Written exercise: Lines containing "screenshot" are to be counted. Report the count alone.

Records supplied:
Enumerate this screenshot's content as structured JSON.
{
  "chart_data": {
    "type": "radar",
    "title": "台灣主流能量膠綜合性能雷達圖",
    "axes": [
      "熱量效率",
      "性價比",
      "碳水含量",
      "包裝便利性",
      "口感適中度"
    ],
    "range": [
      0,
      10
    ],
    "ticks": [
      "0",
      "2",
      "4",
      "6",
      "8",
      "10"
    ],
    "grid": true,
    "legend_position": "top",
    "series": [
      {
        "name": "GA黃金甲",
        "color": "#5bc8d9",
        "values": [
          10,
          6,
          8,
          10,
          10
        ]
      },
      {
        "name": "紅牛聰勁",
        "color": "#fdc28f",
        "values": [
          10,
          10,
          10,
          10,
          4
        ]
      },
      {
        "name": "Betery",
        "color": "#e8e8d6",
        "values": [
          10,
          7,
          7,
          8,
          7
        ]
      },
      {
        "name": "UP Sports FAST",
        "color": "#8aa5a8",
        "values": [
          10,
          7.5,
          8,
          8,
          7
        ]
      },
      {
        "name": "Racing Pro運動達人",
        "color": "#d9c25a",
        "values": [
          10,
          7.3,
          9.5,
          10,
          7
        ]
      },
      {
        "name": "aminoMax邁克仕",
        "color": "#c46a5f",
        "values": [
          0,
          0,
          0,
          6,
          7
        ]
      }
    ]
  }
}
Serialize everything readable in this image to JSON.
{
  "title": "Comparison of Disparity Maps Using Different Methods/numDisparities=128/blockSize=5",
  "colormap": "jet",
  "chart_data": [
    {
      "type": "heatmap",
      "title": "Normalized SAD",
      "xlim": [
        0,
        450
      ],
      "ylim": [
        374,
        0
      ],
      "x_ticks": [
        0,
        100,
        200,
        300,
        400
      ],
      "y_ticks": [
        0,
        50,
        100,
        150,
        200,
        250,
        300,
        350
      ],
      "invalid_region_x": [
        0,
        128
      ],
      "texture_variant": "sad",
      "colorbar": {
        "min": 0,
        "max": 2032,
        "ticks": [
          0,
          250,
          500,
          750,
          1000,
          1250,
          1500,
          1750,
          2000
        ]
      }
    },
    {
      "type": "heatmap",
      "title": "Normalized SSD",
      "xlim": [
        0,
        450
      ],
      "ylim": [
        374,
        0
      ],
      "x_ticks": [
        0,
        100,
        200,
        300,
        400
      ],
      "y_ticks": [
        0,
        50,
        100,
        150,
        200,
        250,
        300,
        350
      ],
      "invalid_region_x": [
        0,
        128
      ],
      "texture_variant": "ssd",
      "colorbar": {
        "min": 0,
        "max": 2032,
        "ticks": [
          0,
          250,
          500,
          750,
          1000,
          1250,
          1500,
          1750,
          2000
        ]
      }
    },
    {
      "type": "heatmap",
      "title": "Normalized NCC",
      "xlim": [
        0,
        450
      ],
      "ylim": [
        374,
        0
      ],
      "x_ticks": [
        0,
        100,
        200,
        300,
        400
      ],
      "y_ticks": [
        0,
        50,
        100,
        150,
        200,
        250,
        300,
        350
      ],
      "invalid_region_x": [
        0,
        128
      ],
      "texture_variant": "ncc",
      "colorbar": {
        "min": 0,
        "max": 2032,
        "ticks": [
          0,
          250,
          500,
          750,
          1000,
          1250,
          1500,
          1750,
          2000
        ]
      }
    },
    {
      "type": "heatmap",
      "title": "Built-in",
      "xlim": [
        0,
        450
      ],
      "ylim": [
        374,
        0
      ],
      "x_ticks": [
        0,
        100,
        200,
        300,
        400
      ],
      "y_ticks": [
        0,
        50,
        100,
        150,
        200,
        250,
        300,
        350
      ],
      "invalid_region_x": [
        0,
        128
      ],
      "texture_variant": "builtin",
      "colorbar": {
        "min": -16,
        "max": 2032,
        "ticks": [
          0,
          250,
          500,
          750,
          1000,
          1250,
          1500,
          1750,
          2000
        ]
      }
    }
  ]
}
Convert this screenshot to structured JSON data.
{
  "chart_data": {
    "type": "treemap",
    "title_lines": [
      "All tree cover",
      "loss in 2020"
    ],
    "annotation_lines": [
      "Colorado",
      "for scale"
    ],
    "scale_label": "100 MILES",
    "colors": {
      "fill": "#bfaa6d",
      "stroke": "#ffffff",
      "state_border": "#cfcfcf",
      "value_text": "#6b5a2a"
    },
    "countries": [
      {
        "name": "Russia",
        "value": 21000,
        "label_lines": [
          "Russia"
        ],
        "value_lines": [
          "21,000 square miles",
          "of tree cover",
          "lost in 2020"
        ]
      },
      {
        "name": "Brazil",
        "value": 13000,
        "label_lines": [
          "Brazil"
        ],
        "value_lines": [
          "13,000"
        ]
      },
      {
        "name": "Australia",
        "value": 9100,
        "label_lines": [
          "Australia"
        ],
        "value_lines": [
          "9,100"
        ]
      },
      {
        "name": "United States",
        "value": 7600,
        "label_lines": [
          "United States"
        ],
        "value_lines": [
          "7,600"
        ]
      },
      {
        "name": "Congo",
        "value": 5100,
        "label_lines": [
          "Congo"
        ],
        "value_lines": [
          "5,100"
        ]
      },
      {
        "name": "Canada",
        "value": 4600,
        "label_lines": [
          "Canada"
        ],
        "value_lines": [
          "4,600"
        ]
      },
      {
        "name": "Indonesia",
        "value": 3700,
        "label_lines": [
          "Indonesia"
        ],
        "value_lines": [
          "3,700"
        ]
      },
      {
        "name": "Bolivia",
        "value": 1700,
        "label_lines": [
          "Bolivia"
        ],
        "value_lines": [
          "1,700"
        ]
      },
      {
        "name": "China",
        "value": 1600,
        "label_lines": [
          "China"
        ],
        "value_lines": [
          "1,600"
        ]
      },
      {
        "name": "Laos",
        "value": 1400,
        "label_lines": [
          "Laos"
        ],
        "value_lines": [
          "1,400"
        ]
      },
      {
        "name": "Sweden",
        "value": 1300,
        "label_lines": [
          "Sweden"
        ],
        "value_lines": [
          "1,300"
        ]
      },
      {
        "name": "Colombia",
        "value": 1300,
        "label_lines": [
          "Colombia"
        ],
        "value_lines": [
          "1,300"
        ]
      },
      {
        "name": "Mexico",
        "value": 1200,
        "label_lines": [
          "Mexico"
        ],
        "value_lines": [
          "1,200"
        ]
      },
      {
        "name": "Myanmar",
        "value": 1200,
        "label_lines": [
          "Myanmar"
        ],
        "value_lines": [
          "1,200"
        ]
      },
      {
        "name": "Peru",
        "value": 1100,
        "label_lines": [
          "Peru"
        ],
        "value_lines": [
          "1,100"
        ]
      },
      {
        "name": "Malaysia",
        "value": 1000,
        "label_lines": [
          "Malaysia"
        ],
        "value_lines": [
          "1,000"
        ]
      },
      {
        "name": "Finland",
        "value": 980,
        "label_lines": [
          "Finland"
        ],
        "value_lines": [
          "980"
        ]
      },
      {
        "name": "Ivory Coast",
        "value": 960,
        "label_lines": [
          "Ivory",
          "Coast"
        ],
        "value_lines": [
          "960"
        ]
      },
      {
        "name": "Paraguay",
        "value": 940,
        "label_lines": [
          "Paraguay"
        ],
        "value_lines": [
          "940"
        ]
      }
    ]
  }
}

Result of this exercise: 2